**RECORDED INFORMATION:**
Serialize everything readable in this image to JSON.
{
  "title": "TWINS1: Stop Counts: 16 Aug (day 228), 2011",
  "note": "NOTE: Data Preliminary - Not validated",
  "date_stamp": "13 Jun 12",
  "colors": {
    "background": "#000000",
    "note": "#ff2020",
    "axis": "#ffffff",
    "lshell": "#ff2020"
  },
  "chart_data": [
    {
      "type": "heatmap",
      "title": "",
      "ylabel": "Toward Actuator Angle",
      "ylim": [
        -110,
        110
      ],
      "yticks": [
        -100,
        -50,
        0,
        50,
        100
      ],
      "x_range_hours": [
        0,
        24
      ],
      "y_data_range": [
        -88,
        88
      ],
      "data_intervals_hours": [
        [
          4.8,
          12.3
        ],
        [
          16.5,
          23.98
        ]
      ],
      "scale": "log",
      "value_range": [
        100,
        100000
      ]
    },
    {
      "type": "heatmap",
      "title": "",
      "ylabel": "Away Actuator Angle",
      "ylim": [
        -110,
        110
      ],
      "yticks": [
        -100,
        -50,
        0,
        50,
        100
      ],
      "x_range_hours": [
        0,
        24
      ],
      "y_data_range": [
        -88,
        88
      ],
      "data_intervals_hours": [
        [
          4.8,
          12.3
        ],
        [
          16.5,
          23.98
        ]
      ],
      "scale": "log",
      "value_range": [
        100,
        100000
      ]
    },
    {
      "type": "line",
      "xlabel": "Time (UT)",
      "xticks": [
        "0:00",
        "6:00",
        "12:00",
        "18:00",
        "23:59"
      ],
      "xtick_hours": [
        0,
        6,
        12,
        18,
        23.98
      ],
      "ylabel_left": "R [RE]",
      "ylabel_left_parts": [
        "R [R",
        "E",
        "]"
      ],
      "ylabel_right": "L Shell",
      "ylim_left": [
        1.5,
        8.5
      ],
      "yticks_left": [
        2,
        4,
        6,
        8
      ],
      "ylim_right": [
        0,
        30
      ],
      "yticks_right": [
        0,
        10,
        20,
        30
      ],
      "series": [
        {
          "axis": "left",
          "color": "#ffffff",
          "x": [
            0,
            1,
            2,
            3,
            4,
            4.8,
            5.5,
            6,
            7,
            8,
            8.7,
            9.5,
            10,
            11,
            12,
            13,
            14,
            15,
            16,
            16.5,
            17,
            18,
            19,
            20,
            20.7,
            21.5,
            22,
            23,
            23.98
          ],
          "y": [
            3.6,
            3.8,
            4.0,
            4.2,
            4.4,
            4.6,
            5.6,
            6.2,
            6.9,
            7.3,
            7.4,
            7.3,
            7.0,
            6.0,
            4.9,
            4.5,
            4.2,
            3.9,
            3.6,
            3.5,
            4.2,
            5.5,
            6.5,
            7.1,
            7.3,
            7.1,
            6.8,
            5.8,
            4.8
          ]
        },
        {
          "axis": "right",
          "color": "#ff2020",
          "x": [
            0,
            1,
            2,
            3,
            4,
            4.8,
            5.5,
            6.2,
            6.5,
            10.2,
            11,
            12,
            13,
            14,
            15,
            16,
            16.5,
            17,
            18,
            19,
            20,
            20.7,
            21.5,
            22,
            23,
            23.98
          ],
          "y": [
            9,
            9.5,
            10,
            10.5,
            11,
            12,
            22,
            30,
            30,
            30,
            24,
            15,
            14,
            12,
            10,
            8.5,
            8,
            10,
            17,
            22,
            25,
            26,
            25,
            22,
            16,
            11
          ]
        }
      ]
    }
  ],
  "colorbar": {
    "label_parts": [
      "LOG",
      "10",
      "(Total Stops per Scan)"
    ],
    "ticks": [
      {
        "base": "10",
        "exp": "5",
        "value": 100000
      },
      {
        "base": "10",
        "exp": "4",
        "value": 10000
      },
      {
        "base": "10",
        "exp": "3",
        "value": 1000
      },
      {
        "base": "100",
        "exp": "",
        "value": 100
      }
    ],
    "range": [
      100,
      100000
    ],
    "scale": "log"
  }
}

**THE TASK:**
Pull out every line of the records above that contains the word "Angle".

**WORKED ANSWER:**
      "ylabel": "Toward Actuator Angle",
      "ylabel": "Away Actuator Angle",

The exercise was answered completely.